- _What is required_:
Reproduce the data that follows in its entirety, character for character.

(Dataset records)
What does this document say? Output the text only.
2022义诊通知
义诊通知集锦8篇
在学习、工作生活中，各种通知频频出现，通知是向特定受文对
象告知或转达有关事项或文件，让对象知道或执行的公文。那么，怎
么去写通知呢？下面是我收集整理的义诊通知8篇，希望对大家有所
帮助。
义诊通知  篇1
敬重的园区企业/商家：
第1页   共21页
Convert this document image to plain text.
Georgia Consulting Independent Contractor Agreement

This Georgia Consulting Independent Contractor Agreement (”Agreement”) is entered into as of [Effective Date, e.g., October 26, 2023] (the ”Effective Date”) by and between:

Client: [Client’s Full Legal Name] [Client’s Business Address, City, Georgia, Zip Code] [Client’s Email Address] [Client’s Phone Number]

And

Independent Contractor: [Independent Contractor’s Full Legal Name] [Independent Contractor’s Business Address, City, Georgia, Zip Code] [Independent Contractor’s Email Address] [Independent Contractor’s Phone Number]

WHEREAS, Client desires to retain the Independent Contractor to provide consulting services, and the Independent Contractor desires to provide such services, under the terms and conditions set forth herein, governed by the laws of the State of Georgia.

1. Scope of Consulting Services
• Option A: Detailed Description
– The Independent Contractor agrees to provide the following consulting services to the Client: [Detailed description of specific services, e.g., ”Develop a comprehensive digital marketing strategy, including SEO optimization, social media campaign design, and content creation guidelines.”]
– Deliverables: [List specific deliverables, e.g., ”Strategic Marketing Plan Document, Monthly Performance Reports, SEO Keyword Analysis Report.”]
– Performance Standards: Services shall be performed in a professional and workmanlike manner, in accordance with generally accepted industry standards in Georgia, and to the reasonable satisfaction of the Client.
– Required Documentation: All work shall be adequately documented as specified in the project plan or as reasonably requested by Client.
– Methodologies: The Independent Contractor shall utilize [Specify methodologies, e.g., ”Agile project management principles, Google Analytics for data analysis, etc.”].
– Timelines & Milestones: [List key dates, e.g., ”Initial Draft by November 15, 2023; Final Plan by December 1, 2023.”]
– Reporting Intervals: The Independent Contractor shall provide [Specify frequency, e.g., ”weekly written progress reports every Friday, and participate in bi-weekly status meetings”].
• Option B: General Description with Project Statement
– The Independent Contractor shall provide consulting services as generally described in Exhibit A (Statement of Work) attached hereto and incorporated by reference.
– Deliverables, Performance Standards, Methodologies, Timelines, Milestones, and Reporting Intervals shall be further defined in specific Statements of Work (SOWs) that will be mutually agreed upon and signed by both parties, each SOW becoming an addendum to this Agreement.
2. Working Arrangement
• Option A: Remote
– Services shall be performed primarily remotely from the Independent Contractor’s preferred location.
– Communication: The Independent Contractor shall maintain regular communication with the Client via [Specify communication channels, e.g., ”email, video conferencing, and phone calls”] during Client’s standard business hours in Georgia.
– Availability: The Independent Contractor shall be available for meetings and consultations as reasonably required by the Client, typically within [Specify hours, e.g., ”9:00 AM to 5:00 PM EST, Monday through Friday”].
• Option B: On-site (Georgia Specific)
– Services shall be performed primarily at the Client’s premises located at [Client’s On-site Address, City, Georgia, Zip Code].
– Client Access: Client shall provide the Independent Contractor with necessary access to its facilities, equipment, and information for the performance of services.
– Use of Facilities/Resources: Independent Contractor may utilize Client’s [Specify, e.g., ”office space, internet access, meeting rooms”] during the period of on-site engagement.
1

- _Reply_:
What does this document say? Output the text only.
2022义诊通知
义诊通知集锦8篇
在学习、工作生活中，各种通知频频出现，通知是向特定受文对
象告知或转达有关事项或文件，让对象知道或执行的公文。那么，怎
么去写通知呢？下面是我收集整理的义诊通知8篇，希望对大家有所
帮助。
义诊通知  篇1
敬重的园区企业/商家：
第1页   共21页
Convert this document image to plain text.
Georgia Consulting Independent Contractor Agreement

This Georgia Consulting Independent Contractor Agreement (”Agreement”) is entered into as of [Effective Date, e.g., October 26, 2023] (the ”Effective Date”) by and between:

Client: [Client’s Full Legal Name] [Client’s Business Address, City, Georgia, Zip Code] [Client’s Email Address] [Client’s Phone Number]

And

Independent Contractor: [Independent Contractor’s Full Legal Name] [Independent Contractor’s Business Address, City, Georgia, Zip Code] [Independent Contractor’s Email Address] [Independent Contractor’s Phone Number]

WHEREAS, Client desires to retain the Independent Contractor to provide consulting services, and the Independent Contractor desires to provide such services, under the terms and conditions set forth herein, governed by the laws of the State of Georgia.

1. Scope of Consulting Services
• Option A: Detailed Description
– The Independent Contractor agrees to provide the following consulting services to the Client: [Detailed description of specific services, e.g., ”Develop a comprehensive digital marketing strategy, including SEO optimization, social media campaign design, and content creation guidelines.”]
– Deliverables: [List specific deliverables, e.g., ”Strategic Marketing Plan Document, Monthly Performance Reports, SEO Keyword Analysis Report.”]
– Performance Standards: Services shall be performed in a professional and workmanlike manner, in accordance with generally accepted industry standards in Georgia, and to the reasonable satisfaction of the Client.
– Required Documentation: All work shall be adequately documented as specified in the project plan or as reasonably requested by Client.
– Methodologies: The Independent Contractor shall utilize [Specify methodologies, e.g., ”Agile project management principles, Google Analytics for data analysis, etc.”].
– Timelines & Milestones: [List key dates, e.g., ”Initial Draft by November 15, 2023; Final Plan by December 1, 2023.”]
– Reporting Intervals: The Independent Contractor shall provide [Specify frequency, e.g., ”weekly written progress reports every Friday, and participate in bi-weekly status meetings”].
• Option B: General Description with Project Statement
– The Independent Contractor shall provide consulting services as generally described in Exhibit A (Statement of Work) attached hereto and incorporated by reference.
– Deliverables, Performance Standards, Methodologies, Timelines, Milestones, and Reporting Intervals shall be further defined in specific Statements of Work (SOWs) that will be mutually agreed upon and signed by both parties, each SOW becoming an addendum to this Agreement.
2. Working Arrangement
• Option A: Remote
– Services shall be performed primarily remotely from the Independent Contractor’s preferred location.
– Communication: The Independent Contractor shall maintain regular communication with the Client via [Specify communication channels, e.g., ”email, video conferencing, and phone calls”] during Client’s standard business hours in Georgia.
– Availability: The Independent Contractor shall be available for meetings and consultations as reasonably required by the Client, typically within [Specify hours, e.g., ”9:00 AM to 5:00 PM EST, Monday through Friday”].
• Option B: On-site (Georgia Specific)
– Services shall be performed primarily at the Client’s premises located at [Client’s On-site Address, City, Georgia, Zip Code].
– Client Access: Client shall provide the Independent Contractor with necessary access to its facilities, equipment, and information for the performance of services.
– Use of Facilities/Resources: Independent Contractor may utilize Client’s [Specify, e.g., ”office space, internet access, meeting rooms”] during the period of on-site engagement.
1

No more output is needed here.